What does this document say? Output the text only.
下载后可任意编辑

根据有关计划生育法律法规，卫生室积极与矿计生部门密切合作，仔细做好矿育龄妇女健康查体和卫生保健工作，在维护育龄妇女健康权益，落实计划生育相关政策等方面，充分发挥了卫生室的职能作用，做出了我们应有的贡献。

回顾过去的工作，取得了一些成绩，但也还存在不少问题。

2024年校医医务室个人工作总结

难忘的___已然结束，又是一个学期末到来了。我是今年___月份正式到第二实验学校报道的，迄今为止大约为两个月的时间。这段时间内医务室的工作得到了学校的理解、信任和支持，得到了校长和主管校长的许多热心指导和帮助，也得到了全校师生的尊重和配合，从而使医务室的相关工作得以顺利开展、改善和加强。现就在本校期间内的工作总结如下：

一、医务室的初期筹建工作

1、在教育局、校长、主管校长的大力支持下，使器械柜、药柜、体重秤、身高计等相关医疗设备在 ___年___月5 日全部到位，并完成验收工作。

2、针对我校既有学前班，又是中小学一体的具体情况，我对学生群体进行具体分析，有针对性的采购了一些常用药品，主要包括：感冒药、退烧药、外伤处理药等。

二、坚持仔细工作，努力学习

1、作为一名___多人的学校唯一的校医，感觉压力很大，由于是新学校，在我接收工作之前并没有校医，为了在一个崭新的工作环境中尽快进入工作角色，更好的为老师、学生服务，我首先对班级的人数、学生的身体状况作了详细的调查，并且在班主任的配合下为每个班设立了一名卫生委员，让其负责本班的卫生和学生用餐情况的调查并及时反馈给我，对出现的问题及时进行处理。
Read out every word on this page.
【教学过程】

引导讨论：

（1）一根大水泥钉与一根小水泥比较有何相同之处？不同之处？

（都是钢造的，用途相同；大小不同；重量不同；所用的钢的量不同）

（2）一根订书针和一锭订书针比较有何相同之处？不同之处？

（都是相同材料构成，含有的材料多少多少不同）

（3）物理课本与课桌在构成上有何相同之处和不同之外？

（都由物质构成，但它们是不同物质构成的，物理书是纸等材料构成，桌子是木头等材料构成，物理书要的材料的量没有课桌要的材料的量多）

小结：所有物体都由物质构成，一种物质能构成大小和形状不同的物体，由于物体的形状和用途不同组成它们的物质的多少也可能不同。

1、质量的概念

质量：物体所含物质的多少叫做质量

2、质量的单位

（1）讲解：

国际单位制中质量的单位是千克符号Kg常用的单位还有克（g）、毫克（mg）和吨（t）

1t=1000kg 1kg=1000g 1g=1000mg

YOUR INSTRUCTIONS
Exactly as they are written, print the entries again.

ANSWER IN FULL
What does this document say? Output the text only.
下载后可任意编辑

根据有关计划生育法律法规，卫生室积极与矿计生部门密切合作，仔细做好矿育龄妇女健康查体和卫生保健工作，在维护育龄妇女健康权益，落实计划生育相关政策等方面，充分发挥了卫生室的职能作用，做出了我们应有的贡献。

回顾过去的工作，取得了一些成绩，但也还存在不少问题。

2024年校医医务室个人工作总结

难忘的___已然结束，又是一个学期末到来了。我是今年___月份正式到第二实验学校报道的，迄今为止大约为两个月的时间。这段时间内医务室的工作得到了学校的理解、信任和支持，得到了校长和主管校长的许多热心指导和帮助，也得到了全校师生的尊重和配合，从而使医务室的相关工作得以顺利开展、改善和加强。现就在本校期间内的工作总结如下：

一、医务室的初期筹建工作

1、在教育局、校长、主管校长的大力支持下，使器械柜、药柜、体重秤、身高计等相关医疗设备在 ___年___月5 日全部到位，并完成验收工作。

2、针对我校既有学前班，又是中小学一体的具体情况，我对学生群体进行具体分析，有针对性的采购了一些常用药品，主要包括：感冒药、退烧药、外伤处理药等。

二、坚持仔细工作，努力学习

1、作为一名___多人的学校唯一的校医，感觉压力很大，由于是新学校，在我接收工作之前并没有校医，为了在一个崭新的工作环境中尽快进入工作角色，更好的为老师、学生服务，我首先对班级的人数、学生的身体状况作了详细的调查，并且在班主任的配合下为每个班设立了一名卫生委员，让其负责本班的卫生和学生用餐情况的调查并及时反馈给我，对出现的问题及时进行处理。
Read out every word on this page.
【教学过程】

引导讨论：

（1）一根大水泥钉与一根小水泥比较有何相同之处？不同之处？

（都是钢造的，用途相同；大小不同；重量不同；所用的钢的量不同）

（2）一根订书针和一锭订书针比较有何相同之处？不同之处？

（都是相同材料构成，含有的材料多少多少不同）

（3）物理课本与课桌在构成上有何相同之处和不同之外？

（都由物质构成，但它们是不同物质构成的，物理书是纸等材料构成，桌子是木头等材料构成，物理书要的材料的量没有课桌要的材料的量多）

小结：所有物体都由物质构成，一种物质能构成大小和形状不同的物体，由于物体的形状和用途不同组成它们的物质的多少也可能不同。

1、质量的概念

质量：物体所含物质的多少叫做质量

2、质量的单位

（1）讲解：

国际单位制中质量的单位是千克符号Kg常用的单位还有克（g）、毫克（mg）和吨（t）

1t=1000kg 1kg=1000g 1g=1000mg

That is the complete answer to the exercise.